What the task asks —
Reproduce all of the data word for word.

Data listing —
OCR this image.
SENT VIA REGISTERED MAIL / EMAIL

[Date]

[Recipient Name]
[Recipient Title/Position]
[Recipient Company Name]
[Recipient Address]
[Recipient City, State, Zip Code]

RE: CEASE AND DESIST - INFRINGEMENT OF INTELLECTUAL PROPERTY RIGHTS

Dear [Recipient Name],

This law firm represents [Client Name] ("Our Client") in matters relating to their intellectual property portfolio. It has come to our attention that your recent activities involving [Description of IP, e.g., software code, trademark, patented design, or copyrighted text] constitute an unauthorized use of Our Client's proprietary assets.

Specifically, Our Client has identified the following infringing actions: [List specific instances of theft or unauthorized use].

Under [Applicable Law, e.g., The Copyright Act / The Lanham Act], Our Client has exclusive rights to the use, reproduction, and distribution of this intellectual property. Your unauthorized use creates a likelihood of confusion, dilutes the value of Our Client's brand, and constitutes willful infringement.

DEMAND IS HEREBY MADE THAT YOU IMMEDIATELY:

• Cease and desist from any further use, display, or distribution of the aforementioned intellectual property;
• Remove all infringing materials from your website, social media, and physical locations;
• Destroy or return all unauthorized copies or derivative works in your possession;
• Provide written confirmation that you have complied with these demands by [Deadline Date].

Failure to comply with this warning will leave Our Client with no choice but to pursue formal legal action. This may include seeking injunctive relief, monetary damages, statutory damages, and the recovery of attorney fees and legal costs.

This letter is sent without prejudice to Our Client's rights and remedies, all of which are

Result of this task —
OCR this image.
SENT VIA REGISTERED MAIL / EMAIL

[Date]

[Recipient Name]
[Recipient Title/Position]
[Recipient Company Name]
[Recipient Address]
[Recipient City, State, Zip Code]

RE: CEASE AND DESIST - INFRINGEMENT OF INTELLECTUAL PROPERTY RIGHTS

Dear [Recipient Name],

This law firm represents [Client Name] ("Our Client") in matters relating to their intellectual property portfolio. It has come to our attention that your recent activities involving [Description of IP, e.g., software code, trademark, patented design, or copyrighted text] constitute an unauthorized use of Our Client's proprietary assets.

Specifically, Our Client has identified the following infringing actions: [List specific instances of theft or unauthorized use].

Under [Applicable Law, e.g., The Copyright Act / The Lanham Act], Our Client has exclusive rights to the use, reproduction, and distribution of this intellectual property. Your unauthorized use creates a likelihood of confusion, dilutes the value of Our Client's brand, and constitutes willful infringement.

DEMAND IS HEREBY MADE THAT YOU IMMEDIATELY:

• Cease and desist from any further use, display, or distribution of the aforementioned intellectual property;
• Remove all infringing materials from your website, social media, and physical locations;
• Destroy or return all unauthorized copies or derivative works in your possession;
• Provide written confirmation that you have complied with these demands by [Deadline Date].

Failure to comply with this warning will leave Our Client with no choice but to pursue formal legal action. This may include seeking injunctive relief, monetary damages, statutory damages, and the recovery of attorney fees and legal costs.

This letter is sent without prejudice to Our Client's rights and remedies, all of which are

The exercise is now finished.